→ QUOTED PASSAGE
Image for Magnum baits for heavyweights
T.J. Taylor hand pours his own lizards, worms and snakes, measuring 14 to 24 inches on his quest for the largest lunkers.
March 28, 2005 • Matt Williams • Archives

When T.J. Taylor talks, the big bass listen. If you’re an avid angler who enjoys getting the big bite from time to time, it might be a good idea you cupped an ear as well.

Taylor is a fishing/hunting guide from Lubbock, Texas, who appears to have cracked the magical code for catching giant largemouth bass off spawning beds at Lake Alan Henry, a 2,800-acre impoundment located midway between Lubbock and Sweetwater, Texas.

Between Jan. 1 and April 30 of last year, Taylor claims he and his clients caught and released a remarkable 26 bass over 10 pounds from the tiny, West Texas impoundment.

Amazingly, that’s more than half the number of people who live in the nearest town. With a population of 50, Justiceburg, Texas, doesn’t have a post office or a school. The town is best known as the home of Norm Cash – a major league baseball Hall of Famer.

Element and coordinate records
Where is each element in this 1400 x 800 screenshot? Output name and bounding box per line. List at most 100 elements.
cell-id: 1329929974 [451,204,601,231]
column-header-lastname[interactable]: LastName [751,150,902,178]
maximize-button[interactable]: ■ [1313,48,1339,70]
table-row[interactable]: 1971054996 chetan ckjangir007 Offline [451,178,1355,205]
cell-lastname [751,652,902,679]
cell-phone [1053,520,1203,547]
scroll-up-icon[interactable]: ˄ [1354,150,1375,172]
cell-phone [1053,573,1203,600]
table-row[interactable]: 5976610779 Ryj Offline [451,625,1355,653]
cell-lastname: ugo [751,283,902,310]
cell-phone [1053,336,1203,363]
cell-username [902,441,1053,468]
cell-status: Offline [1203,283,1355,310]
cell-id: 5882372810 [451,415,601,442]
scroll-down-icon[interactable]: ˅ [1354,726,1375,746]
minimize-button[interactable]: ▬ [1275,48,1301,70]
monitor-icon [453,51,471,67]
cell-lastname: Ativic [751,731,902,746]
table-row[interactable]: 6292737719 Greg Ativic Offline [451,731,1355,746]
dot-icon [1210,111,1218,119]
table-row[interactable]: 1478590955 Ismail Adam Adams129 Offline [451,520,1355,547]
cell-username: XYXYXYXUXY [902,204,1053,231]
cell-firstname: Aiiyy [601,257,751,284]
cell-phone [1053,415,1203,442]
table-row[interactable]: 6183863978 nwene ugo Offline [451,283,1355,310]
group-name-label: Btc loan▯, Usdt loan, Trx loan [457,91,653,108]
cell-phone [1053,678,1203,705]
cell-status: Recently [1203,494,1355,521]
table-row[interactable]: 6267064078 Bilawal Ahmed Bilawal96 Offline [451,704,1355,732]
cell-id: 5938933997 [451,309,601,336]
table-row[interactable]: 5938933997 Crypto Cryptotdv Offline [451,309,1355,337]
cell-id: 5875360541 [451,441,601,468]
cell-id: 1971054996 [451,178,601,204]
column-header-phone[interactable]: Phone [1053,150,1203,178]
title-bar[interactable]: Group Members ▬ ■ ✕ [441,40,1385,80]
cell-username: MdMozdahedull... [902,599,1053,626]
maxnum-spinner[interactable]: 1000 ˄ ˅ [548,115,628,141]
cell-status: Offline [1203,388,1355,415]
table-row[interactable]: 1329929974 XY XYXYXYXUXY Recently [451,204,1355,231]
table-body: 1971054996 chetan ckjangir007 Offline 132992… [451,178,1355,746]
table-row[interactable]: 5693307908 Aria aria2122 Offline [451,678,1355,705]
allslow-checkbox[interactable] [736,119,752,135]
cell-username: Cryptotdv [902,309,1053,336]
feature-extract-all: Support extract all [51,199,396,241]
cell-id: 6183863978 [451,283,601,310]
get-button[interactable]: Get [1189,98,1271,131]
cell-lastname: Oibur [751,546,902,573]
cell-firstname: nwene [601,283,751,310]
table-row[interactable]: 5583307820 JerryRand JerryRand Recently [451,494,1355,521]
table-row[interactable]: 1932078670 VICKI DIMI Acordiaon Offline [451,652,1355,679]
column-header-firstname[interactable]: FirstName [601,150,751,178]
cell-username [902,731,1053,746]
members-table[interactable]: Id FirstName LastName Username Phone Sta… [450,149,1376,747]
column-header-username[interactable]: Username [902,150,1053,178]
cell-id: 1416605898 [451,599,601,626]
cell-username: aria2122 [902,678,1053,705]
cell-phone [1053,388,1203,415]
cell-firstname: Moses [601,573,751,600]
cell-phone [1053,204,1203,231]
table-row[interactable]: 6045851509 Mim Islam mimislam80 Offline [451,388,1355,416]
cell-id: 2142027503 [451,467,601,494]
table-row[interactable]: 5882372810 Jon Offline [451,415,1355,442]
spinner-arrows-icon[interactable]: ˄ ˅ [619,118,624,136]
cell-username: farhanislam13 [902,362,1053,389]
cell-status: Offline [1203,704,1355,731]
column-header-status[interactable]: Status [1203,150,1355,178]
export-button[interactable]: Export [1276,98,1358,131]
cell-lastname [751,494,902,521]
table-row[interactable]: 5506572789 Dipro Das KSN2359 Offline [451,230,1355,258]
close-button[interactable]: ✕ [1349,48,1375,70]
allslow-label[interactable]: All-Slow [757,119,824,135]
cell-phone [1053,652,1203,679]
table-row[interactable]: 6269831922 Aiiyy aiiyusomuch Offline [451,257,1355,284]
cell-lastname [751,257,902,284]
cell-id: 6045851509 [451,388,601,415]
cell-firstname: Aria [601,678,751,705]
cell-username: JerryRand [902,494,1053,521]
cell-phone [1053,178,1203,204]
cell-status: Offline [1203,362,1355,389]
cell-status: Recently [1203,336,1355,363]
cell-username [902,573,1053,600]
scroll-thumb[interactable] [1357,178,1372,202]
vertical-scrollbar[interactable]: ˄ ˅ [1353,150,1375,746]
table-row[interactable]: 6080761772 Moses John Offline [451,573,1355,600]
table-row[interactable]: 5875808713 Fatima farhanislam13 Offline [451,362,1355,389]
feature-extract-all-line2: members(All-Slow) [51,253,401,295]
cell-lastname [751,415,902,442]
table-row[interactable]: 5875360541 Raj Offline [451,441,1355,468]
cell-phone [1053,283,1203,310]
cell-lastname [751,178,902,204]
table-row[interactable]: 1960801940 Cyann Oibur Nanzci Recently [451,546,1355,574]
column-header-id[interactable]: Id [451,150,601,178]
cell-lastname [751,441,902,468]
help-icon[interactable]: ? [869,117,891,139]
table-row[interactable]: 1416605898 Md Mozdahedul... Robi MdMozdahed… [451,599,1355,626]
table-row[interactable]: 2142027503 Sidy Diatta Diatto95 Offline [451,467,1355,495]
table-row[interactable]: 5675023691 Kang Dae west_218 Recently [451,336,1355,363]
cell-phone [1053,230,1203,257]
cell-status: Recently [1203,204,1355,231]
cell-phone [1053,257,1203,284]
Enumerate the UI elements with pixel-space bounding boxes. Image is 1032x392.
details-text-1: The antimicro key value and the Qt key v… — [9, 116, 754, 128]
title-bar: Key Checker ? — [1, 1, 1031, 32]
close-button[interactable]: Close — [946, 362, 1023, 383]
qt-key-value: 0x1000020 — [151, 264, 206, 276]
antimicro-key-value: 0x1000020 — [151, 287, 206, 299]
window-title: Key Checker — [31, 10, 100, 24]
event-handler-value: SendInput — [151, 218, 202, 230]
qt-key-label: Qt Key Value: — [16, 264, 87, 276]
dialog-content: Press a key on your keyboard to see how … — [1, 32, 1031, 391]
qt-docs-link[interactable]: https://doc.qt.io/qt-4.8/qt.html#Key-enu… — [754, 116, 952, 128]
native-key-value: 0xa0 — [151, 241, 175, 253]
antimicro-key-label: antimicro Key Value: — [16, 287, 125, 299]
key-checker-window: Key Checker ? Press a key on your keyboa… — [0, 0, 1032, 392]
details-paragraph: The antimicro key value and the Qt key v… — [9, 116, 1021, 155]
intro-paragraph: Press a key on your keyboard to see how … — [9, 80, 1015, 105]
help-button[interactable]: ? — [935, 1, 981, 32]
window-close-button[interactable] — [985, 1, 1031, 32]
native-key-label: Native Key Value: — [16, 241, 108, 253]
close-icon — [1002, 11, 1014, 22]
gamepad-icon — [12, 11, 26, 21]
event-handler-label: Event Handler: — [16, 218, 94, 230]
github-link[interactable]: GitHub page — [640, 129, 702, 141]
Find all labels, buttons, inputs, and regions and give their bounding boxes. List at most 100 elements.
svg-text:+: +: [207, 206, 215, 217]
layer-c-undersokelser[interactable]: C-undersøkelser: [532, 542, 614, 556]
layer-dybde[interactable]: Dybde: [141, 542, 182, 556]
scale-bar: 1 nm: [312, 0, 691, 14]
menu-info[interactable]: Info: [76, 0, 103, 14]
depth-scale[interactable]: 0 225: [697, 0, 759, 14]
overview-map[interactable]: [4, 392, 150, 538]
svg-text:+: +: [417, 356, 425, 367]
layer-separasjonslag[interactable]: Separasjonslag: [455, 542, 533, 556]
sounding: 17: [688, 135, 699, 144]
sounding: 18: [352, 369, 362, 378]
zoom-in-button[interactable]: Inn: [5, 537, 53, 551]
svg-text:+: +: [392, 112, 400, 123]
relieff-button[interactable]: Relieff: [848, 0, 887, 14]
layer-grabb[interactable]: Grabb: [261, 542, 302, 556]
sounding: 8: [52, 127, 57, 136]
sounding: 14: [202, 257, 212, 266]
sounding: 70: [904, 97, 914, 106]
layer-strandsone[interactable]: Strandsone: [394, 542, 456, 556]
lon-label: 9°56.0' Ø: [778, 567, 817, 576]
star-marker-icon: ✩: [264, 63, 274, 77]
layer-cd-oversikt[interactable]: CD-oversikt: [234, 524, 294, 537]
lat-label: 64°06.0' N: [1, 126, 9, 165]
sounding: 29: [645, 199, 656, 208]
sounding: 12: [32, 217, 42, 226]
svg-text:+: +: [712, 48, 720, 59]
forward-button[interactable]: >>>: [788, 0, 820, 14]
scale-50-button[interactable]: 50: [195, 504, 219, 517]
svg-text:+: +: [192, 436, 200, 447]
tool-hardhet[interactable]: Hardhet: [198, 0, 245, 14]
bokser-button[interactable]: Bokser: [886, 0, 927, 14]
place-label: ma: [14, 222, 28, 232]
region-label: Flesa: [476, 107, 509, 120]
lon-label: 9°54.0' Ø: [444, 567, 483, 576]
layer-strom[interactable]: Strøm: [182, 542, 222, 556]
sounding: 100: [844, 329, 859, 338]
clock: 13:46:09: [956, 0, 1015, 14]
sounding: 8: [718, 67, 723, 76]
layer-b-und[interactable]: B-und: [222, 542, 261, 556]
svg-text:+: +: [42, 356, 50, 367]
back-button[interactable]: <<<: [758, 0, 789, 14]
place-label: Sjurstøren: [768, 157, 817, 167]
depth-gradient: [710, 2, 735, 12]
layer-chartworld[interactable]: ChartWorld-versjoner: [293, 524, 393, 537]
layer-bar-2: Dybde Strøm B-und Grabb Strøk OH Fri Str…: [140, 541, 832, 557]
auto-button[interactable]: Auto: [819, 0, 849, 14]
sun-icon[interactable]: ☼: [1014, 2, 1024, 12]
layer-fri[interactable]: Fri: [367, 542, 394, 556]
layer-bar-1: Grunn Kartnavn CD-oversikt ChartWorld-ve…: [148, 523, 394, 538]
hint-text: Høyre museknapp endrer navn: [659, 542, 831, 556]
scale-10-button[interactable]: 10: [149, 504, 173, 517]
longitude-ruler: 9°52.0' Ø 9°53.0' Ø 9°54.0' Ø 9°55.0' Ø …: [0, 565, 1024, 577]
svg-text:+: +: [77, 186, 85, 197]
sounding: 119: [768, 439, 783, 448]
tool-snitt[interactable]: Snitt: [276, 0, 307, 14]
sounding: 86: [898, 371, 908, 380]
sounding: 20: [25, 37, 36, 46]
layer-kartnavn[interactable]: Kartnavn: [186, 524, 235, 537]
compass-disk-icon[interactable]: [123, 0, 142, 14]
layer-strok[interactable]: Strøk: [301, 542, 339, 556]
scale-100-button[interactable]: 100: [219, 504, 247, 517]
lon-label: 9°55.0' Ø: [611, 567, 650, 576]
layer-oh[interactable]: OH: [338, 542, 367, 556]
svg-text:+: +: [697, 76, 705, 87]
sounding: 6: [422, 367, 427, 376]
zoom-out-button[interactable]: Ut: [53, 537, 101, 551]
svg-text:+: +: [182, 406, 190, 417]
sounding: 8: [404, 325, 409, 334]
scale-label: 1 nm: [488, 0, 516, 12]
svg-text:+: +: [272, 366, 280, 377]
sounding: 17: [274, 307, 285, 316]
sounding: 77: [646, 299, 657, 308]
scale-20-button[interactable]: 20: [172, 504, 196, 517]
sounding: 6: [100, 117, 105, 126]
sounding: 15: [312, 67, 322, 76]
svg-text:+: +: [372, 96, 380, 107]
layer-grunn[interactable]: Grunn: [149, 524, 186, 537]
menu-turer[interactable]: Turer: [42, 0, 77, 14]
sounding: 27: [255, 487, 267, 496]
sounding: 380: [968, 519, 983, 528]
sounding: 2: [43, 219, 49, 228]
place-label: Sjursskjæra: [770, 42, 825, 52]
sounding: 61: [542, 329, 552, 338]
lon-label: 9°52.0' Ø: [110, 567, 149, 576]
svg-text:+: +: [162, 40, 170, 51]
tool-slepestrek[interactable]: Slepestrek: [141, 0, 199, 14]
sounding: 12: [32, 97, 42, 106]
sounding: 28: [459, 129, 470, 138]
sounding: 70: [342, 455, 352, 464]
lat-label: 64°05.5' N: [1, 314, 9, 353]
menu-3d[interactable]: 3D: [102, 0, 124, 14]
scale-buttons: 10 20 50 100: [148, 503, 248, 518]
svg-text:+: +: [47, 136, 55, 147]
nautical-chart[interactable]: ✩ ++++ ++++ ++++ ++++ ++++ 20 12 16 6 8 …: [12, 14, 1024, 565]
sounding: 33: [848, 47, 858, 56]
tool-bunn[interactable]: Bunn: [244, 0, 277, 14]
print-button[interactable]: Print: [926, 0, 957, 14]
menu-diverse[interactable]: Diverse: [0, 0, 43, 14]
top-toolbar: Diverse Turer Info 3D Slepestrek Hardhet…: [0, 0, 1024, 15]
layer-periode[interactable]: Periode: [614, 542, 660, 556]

→ TASKS AND EXERCISES
(A) In the bass fishing article, what kinds of baits does T.J. Taylor hand pour?
(B) According to the bass fishing article, how large is Lake Alan Henry?
(C) Using the bass fishing article, explain why it calls the 26 bass over 10 pounds amazing.
The records have no connection to the article.

→ RESULTS OF THE EXERCISE
(A) Lizards, worms and snakes.

(B) It is a 2,800-acre impoundment.

(C) That number is more than half the population of Justiceburg, Texas, the nearest town, which has 50 residents.